§ **STATED EXERCISE**
Every line that includes the word "Daddy" is to be listed.

§ **RECORD EXCERPTS**
— start —

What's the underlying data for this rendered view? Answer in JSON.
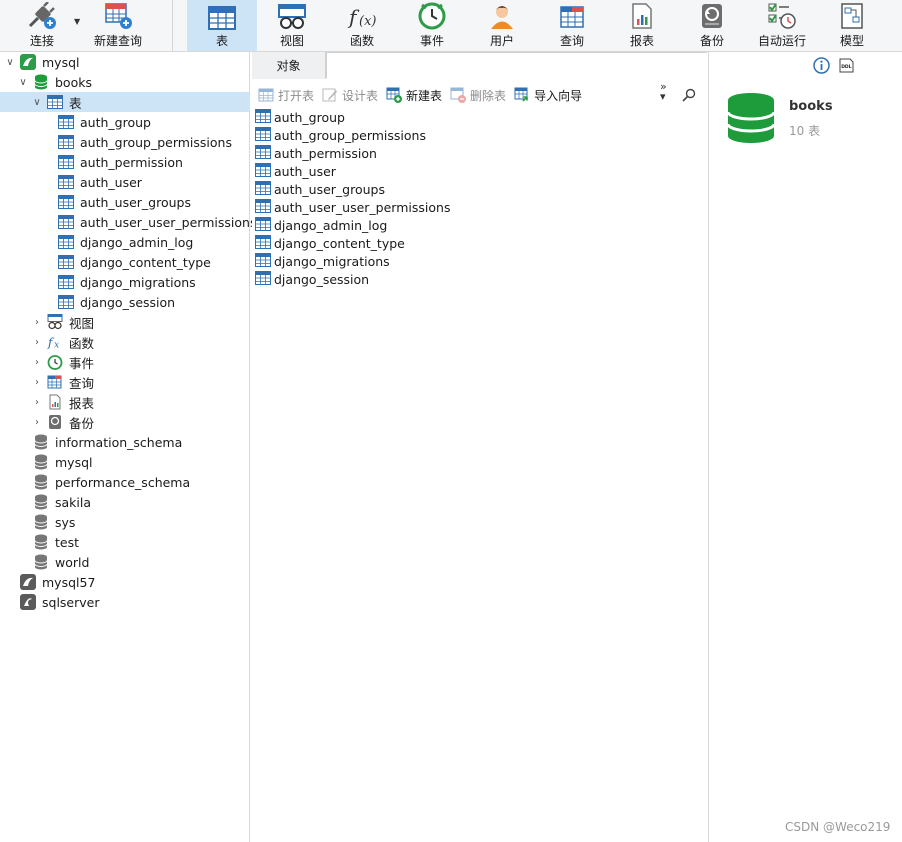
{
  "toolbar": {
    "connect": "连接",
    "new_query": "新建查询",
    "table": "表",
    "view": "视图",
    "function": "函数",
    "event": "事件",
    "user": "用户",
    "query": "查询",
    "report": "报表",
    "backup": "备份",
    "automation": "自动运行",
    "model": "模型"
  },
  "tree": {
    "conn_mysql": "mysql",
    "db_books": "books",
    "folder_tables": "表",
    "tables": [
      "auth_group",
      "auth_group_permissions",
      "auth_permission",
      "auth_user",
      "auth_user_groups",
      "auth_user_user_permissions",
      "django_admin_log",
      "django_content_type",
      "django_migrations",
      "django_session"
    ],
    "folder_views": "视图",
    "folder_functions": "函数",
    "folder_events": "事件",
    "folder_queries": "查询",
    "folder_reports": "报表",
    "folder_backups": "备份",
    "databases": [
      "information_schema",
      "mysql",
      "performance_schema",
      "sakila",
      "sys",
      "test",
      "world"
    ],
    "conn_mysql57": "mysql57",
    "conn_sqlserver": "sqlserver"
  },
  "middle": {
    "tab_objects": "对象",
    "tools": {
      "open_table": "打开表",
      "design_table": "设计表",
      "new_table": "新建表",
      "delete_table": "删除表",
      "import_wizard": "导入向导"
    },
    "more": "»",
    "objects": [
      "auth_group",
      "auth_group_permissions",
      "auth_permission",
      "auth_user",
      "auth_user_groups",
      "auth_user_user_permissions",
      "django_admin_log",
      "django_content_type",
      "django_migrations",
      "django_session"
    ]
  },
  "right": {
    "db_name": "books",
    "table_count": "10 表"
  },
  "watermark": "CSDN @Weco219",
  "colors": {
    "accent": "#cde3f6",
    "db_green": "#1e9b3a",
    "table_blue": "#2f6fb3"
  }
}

— end —
— start —

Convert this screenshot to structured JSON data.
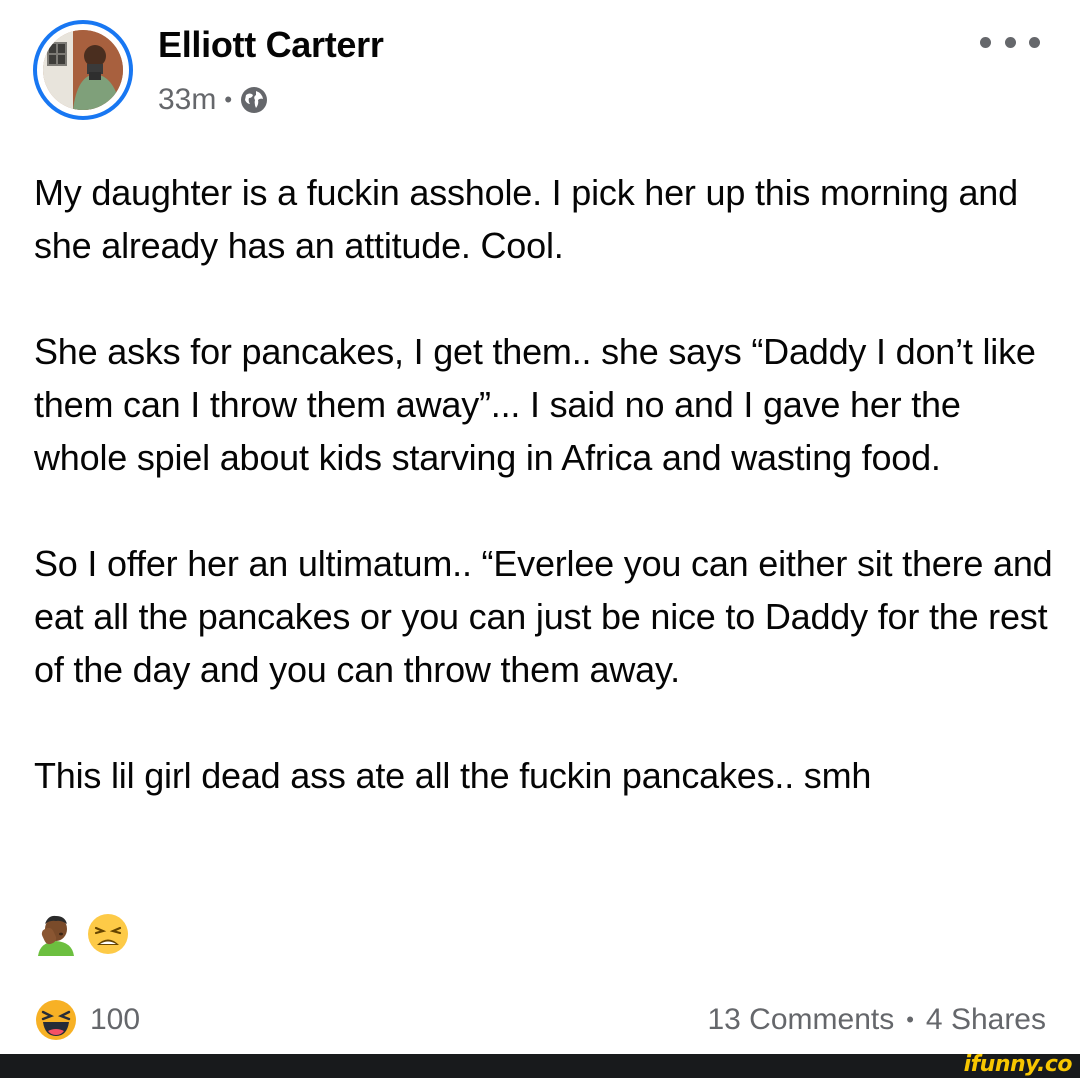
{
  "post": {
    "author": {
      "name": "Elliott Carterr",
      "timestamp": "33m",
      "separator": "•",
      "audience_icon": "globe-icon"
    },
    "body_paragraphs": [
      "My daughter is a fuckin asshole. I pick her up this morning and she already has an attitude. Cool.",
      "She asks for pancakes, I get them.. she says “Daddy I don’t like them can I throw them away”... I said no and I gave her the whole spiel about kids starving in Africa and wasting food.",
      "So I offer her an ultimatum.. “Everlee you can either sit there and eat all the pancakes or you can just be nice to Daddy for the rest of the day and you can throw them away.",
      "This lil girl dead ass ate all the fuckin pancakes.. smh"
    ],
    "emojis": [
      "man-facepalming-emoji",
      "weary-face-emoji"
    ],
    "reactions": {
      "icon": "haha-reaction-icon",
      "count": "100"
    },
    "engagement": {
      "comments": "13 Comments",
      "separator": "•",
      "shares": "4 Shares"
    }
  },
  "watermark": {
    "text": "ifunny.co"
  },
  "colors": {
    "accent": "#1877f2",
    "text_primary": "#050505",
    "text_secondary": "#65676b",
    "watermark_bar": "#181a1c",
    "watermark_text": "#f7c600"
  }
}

— end —
— start —

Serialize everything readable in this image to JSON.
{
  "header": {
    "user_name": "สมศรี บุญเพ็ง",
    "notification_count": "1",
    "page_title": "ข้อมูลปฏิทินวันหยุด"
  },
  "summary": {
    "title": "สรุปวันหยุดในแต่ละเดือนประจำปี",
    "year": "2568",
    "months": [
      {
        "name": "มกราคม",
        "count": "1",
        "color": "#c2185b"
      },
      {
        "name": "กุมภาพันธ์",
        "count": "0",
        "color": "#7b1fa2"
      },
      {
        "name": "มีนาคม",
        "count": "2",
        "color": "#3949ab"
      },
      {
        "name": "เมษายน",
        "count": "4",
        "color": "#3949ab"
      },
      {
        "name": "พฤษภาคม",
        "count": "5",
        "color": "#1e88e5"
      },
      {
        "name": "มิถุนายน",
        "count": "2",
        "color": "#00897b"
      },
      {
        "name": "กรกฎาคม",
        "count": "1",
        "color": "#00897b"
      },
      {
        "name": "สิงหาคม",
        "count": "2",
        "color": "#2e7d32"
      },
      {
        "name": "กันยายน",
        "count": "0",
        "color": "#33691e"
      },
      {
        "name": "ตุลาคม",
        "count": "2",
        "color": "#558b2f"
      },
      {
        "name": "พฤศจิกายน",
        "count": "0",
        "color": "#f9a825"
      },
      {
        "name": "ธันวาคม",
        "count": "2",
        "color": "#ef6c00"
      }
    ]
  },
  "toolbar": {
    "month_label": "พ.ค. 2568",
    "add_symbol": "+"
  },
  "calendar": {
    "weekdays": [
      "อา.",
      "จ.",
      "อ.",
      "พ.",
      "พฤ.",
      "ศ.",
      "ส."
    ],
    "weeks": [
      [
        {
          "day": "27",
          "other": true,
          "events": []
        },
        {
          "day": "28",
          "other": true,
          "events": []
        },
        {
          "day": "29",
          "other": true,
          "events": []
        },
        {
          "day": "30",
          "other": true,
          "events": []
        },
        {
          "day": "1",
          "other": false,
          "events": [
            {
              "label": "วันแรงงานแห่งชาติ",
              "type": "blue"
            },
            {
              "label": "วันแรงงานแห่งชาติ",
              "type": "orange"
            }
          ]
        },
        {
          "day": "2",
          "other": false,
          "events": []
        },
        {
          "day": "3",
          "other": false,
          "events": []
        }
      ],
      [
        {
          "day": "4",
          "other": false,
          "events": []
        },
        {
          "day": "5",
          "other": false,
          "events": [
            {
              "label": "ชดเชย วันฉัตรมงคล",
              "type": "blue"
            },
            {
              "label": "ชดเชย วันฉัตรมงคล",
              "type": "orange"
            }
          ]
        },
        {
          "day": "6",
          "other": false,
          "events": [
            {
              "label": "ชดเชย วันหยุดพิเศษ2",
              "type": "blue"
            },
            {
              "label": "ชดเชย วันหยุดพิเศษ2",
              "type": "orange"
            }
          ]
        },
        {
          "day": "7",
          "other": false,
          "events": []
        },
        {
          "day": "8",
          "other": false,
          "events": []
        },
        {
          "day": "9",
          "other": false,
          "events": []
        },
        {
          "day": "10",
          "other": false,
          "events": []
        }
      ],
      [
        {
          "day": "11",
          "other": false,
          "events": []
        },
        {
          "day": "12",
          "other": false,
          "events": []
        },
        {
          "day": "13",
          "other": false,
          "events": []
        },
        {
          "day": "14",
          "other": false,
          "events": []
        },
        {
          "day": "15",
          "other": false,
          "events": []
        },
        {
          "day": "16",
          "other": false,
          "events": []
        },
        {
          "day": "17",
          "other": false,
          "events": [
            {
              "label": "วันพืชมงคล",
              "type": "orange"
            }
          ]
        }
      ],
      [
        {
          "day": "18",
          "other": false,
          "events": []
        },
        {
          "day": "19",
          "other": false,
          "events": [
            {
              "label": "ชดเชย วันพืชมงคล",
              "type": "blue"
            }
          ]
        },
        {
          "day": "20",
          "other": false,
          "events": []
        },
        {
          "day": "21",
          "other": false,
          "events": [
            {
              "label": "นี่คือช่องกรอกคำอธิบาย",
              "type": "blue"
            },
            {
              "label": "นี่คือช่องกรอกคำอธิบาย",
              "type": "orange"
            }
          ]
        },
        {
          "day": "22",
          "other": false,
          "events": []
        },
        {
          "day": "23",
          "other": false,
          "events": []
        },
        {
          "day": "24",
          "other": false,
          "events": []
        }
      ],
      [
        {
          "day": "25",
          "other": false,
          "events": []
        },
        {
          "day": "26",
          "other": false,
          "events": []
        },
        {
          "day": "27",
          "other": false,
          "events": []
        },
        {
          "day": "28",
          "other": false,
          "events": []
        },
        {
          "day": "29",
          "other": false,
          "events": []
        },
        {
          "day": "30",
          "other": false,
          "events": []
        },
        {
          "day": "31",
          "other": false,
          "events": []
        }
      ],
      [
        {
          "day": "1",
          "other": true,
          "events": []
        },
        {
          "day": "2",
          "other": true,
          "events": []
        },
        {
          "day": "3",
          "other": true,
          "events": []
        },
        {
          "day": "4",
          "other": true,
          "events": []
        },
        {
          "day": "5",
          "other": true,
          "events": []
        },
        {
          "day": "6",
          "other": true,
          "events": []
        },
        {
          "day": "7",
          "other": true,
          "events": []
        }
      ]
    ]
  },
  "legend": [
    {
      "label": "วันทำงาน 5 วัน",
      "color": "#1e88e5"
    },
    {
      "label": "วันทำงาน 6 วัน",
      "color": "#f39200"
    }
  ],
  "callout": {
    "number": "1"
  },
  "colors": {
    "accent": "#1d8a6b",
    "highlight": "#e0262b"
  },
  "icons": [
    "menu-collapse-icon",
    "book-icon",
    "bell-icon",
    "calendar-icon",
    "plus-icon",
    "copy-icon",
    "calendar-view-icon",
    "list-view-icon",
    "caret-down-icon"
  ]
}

— end —

§ **TASK RESULT**
      "She asks for pancakes, I get them.. she says “Daddy I don’t like them can I throw them away”... I said no and I gave her the whole spiel about kids starving in Africa and wasting food.",
      "So I offer her an ultimatum.. “Everlee you can either sit there and eat all the pancakes or you can just be nice to Daddy for the rest of the day and you can throw them away.",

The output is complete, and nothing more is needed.